WHAT IS EXPECTED: Repeat the entries below exactly as they appear, with no pictures.

┄┄┄┄┄┄

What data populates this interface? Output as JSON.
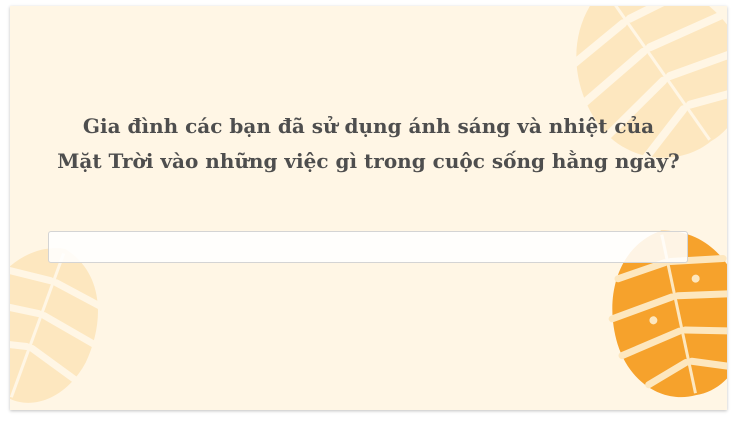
{
  "question": {
    "line1": "Gia đình các bạn đã sử dụng ánh sáng và nhiệt của",
    "line2": "Mặt Trời vào những việc gì trong cuộc sống hằng ngày?"
  },
  "answer": {
    "value": "",
    "placeholder": ""
  },
  "colors": {
    "background": "#fff6e5",
    "leaf_light": "#fde7bf",
    "leaf_orange": "#f6a22c",
    "text": "#4e4e4e"
  }
}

┄┄┄┄┄┄

ANSWER TO THE TASK:
What data populates this interface? Output as JSON.
{
  "question": {
    "line1": "Gia đình các bạn đã sử dụng ánh sáng và nhiệt của",
    "line2": "Mặt Trời vào những việc gì trong cuộc sống hằng ngày?"
  },
  "answer": {
    "value": "",
    "placeholder": ""
  },
  "colors": {
    "background": "#fff6e5",
    "leaf_light": "#fde7bf",
    "leaf_orange": "#f6a22c",
    "text": "#4e4e4e"
  }
}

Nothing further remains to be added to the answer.